> EXCERPTED TEXT:
━━━━━━━━
They are under increasing pressure to show progress in tackling climate change and reducing harm to the environment. But countries have yet to agree on which environmental goals to prioritize, how companies should report environmental risk and how their activities should be regulated. “We want to see a framework that’s really providing clear targets, clear definitions to enable action to be taken. And helping to then build up a pipeline of nature-positive projects and investments,” said Tamsin Ballard, the climate and environment director at the Principles for Responsible Investment, a UN-backed network of investors.

Money has been flowing fast into clean energy businesses in recent years, as well as funds and projects labelled environmentally sustainable, indicating there is strong investor appetite for putting money toward environmental solutions.
━━━━━━━━
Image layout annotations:
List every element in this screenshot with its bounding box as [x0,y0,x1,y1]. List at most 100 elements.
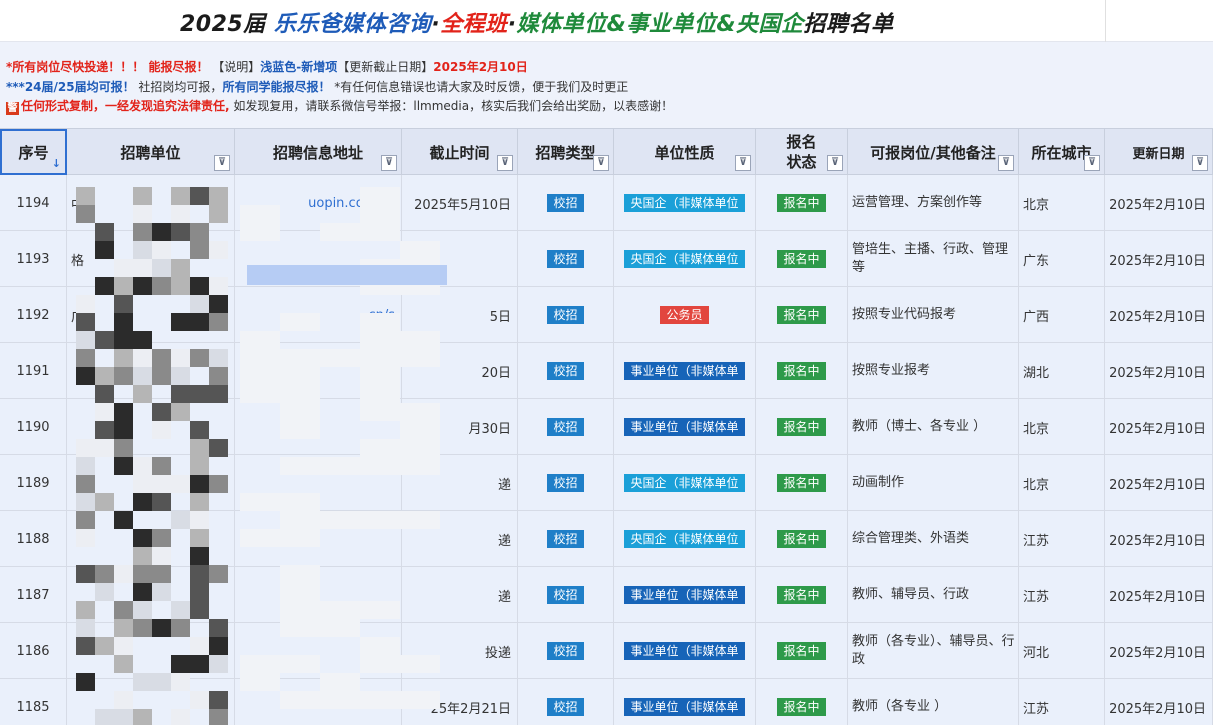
header-nature[interactable]: 单位性质 ⊽ [614,129,756,175]
cell-status[interactable]: 报名中 [756,399,848,455]
cell-city[interactable]: 江苏 [1019,567,1105,623]
table-row[interactable]: 1190 月30日 校招 事业单位（非媒体单 报名中 教师（博士、各专业 ） 北京 2025年… [0,399,1213,455]
cell-city[interactable]: 江苏 [1019,511,1105,567]
cell-deadline[interactable]: 5日 [402,287,518,343]
cell-unit[interactable]: 广 [67,287,235,343]
cell-unit[interactable] [67,455,235,511]
cell-deadline[interactable]: 20日 [402,343,518,399]
filter-icon[interactable]: ⊽ [1084,155,1100,171]
header-status[interactable]: 报名状态 ⊽ [756,129,848,175]
cell-nature[interactable]: 央国企（非媒体单位 [614,231,756,287]
filter-icon[interactable]: ⊽ [381,155,397,171]
cell-updated[interactable]: 2025年2月10日 [1105,399,1213,455]
cell-deadline[interactable]: 月30日 [402,399,518,455]
filter-icon[interactable]: ⊽ [1192,155,1208,171]
cell-updated[interactable]: 2025年2月10日 [1105,231,1213,287]
cell-positions[interactable]: 运营管理、方案创作等 [848,175,1019,231]
table-row[interactable]: 1188 递 校招 央国企（非媒体单位 报名中 综合管理类、外语类 江苏 2025年2月10日 [0,511,1213,567]
cell-city[interactable]: 广西 [1019,287,1105,343]
header-seq[interactable]: 序号 ↓ [0,129,67,175]
cell-positions[interactable]: 综合管理类、外语类 [848,511,1019,567]
cell-nature[interactable]: 事业单位（非媒体单 [614,679,756,725]
cell-url[interactable] [235,623,402,679]
cell-type[interactable]: 校招 [518,399,614,455]
cell-url[interactable] [235,399,402,455]
cell-type[interactable]: 校招 [518,175,614,231]
cell-city[interactable]: 北京 [1019,175,1105,231]
cell-nature[interactable]: 央国企（非媒体单位 [614,511,756,567]
cell-updated[interactable]: 2025年2月10日 [1105,343,1213,399]
cell-unit[interactable] [67,343,235,399]
cell-unit[interactable] [67,623,235,679]
cell-positions[interactable]: 教师（各专业 ） [848,679,1019,725]
cell-city[interactable]: 江苏 [1019,679,1105,725]
cell-type[interactable]: 校招 [518,343,614,399]
header-updated[interactable]: 更新日期 ⊽ [1105,129,1213,175]
cell-seq[interactable]: 1194 [0,175,67,231]
cell-city[interactable]: 湖北 [1019,343,1105,399]
cell-unit[interactable] [67,399,235,455]
cell-city[interactable]: 广东 [1019,231,1105,287]
cell-updated[interactable]: 2025年2月10日 [1105,287,1213,343]
cell-seq[interactable]: 1185 [0,679,67,725]
cell-nature[interactable]: 事业单位（非媒体单 [614,623,756,679]
cell-url[interactable] [235,567,402,623]
cell-status[interactable]: 报名中 [756,287,848,343]
cell-type[interactable]: 校招 [518,287,614,343]
cell-nature[interactable]: 央国企（非媒体单位 [614,455,756,511]
cell-nature[interactable]: 央国企（非媒体单位 [614,175,756,231]
cell-type[interactable]: 校招 [518,231,614,287]
header-deadline[interactable]: 截止时间 ⊽ [402,129,518,175]
cell-nature[interactable]: 事业单位（非媒体单 [614,567,756,623]
cell-status[interactable]: 报名中 [756,567,848,623]
cell-seq[interactable]: 1191 [0,343,67,399]
cell-seq[interactable]: 1190 [0,399,67,455]
cell-seq[interactable]: 1186 [0,623,67,679]
cell-seq[interactable]: 1192 [0,287,67,343]
filter-icon[interactable]: ⊽ [735,155,751,171]
cell-positions[interactable]: 动画制作 [848,455,1019,511]
header-city[interactable]: 所在城市 ⊽ [1019,129,1105,175]
cell-status[interactable]: 报名中 [756,623,848,679]
cell-deadline[interactable]: 2025年5月10日 [402,175,518,231]
table-row[interactable]: 1189 递 校招 央国企（非媒体单位 报名中 动画制作 北京 2025年2月10日 [0,455,1213,511]
cell-unit[interactable] [67,511,235,567]
cell-status[interactable]: 报名中 [756,343,848,399]
cell-deadline[interactable]: 25年2月21日 [402,679,518,725]
cell-positions[interactable]: 教师、辅导员、行政 [848,567,1019,623]
sort-desc-icon[interactable]: ↓ [52,157,61,170]
cell-url[interactable] [235,679,402,725]
cell-positions[interactable]: 按照专业报考 [848,343,1019,399]
filter-icon[interactable]: ⊽ [998,155,1014,171]
cell-deadline[interactable]: 递 [402,455,518,511]
cell-url[interactable]: uopin.com/cc [235,175,402,231]
filter-icon[interactable]: ⊽ [214,155,230,171]
cell-status[interactable]: 报名中 [756,455,848,511]
cell-nature[interactable]: 事业单位（非媒体单 [614,399,756,455]
cell-url[interactable] [235,511,402,567]
table-row[interactable]: 1191 syd 20日 校招 事业单位（非媒体单 报名中 按照专业报考 湖北 2025年2月1… [0,343,1213,399]
cell-url[interactable]: syd [235,343,402,399]
table-row[interactable]: 1186 投递 校招 事业单位（非媒体单 报名中 教师（各专业）、辅导员、行政 河北 2025… [0,623,1213,679]
cell-url[interactable]: cn/s [235,287,402,343]
cell-unit[interactable]: 中 [67,175,235,231]
cell-unit[interactable]: 格 [67,231,235,287]
cell-positions[interactable]: 管培生、主播、行政、管理等 [848,231,1019,287]
cell-positions[interactable]: 按照专业代码报考 [848,287,1019,343]
table-row[interactable]: 1185 25年2月21日 校招 事业单位（非媒体单 报名中 教师（各专业 ） 江苏 2025… [0,679,1213,725]
cell-type[interactable]: 校招 [518,455,614,511]
filter-icon[interactable]: ⊽ [827,155,843,171]
table-row[interactable]: 1192 广 cn/s 5日 校招 公务员 报名中 按照专业代码报考 广西 2025年2月10日 [0,287,1213,343]
cell-status[interactable]: 报名中 [756,679,848,725]
cell-seq[interactable]: 1189 [0,455,67,511]
cell-status[interactable]: 报名中 [756,231,848,287]
cell-seq[interactable]: 1187 [0,567,67,623]
header-type[interactable]: 招聘类型 ⊽ [518,129,614,175]
cell-status[interactable]: 报名中 [756,175,848,231]
table-row[interactable]: 1193 格 校招 央国企（非媒体单位 报名中 管培生、主播、行政、管理等 广东 2025年2… [0,231,1213,287]
cell-seq[interactable]: 1188 [0,511,67,567]
cell-updated[interactable]: 2025年2月10日 [1105,567,1213,623]
cell-deadline[interactable]: 投递 [402,623,518,679]
cell-unit[interactable] [67,679,235,725]
cell-updated[interactable]: 2025年2月10日 [1105,175,1213,231]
━━━━━━━━
> SHORT EXERCISE A: According to the text on investors and environmental goals, what position does Tamsin Ballard hold?
> SHORT EXERCISE B: Extend the text on investors and environmental goals with a few sentences that pick up after its final sentence.

> EXPECTED OUTPUT A: She is the climate and environment director at the Principles for Responsible Investment, a UN-backed network of investors.

> EXPECTED OUTPUT B:
But investments toward biodiversity-focused projects are far fewer and smaller in scale, even though half the world’s economy relies on resources and services tied to natural ecosystems, according to the UN Environment Programme. The agency has said some $384 billion will be needed each year for nature projects by 2025. “Nature needs to be thought of as an asset — and we invest in assets,” said Tony Goldner, executive director of the Taskforce on Nature-Related Financial Disclosures, which is working on a framework to manage and disclose risk exposures due to nature in the global economy. Actions such as improving soil quality, bolstering tree density or clearing water basins come with economic gains, Goldner said. “If we take that mindset to nature, it leads to the investment models that would allow us to invest in nature as infrastructure,” he said. Business leaders have responded to the 2015 Paris Agreement on climate change with pledges to limit companies’ climate-warming emissions through measures such as switching to renewable energy sources.